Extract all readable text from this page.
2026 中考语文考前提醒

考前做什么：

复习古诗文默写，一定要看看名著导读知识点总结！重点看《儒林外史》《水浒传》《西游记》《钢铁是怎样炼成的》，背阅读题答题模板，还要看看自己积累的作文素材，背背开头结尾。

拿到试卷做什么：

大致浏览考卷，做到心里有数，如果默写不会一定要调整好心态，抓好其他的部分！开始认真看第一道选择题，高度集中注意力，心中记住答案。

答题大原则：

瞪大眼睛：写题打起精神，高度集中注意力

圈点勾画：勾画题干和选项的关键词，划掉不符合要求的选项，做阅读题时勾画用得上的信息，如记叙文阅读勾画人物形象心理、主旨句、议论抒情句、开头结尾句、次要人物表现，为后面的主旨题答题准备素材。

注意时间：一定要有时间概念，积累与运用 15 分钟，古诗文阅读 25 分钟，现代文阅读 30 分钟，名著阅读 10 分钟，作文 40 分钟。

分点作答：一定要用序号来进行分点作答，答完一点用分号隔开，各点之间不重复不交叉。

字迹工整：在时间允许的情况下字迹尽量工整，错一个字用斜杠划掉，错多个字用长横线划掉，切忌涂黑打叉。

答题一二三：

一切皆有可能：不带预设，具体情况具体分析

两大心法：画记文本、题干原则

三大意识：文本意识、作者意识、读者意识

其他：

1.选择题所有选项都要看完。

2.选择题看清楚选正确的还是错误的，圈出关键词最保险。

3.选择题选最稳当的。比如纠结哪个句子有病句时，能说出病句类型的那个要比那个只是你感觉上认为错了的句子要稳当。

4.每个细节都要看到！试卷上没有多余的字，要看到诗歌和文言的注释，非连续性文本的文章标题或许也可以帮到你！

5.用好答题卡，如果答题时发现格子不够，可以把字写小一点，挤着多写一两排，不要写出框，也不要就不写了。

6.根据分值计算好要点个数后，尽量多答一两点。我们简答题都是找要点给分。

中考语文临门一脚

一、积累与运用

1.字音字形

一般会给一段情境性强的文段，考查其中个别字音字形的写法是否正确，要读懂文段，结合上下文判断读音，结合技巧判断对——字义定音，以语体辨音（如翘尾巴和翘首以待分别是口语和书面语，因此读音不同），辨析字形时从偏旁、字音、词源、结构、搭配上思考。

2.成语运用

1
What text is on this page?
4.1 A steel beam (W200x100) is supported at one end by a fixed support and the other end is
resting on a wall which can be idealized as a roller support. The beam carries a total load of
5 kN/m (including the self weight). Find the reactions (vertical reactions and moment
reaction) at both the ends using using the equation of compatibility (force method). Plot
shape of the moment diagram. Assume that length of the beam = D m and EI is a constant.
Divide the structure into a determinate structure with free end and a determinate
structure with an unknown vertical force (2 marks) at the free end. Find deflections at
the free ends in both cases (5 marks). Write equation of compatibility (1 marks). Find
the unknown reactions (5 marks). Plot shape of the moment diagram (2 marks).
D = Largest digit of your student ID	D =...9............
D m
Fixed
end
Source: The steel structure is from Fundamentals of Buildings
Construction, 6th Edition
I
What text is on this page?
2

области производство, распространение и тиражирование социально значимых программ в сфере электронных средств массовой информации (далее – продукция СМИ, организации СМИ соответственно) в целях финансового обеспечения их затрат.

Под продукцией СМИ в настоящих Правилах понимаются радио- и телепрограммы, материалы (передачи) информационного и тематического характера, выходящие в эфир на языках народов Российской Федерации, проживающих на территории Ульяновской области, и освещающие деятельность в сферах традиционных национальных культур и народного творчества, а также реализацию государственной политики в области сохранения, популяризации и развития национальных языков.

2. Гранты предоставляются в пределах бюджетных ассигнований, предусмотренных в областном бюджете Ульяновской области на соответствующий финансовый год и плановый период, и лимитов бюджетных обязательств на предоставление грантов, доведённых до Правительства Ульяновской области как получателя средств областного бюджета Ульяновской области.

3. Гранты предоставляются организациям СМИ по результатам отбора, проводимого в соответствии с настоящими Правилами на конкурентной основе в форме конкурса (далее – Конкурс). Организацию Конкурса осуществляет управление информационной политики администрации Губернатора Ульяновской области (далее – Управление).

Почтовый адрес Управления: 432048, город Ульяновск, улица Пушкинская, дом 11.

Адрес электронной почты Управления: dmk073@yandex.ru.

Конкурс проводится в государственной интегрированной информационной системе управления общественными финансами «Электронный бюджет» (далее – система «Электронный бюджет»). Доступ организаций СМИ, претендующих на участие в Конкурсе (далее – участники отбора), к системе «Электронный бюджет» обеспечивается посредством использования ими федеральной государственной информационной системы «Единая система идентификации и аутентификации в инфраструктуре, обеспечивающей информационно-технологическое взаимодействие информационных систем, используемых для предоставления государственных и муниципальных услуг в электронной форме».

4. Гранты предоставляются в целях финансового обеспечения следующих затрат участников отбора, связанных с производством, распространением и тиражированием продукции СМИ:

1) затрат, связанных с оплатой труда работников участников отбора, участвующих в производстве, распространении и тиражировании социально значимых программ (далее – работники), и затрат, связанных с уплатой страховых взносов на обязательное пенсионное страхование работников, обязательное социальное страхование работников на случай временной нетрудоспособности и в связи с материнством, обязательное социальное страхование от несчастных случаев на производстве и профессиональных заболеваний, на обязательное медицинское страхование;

----------

### Job
Examine the data above and state how many of its lines contain the word "moment", with no further remarks.

### Correct response
3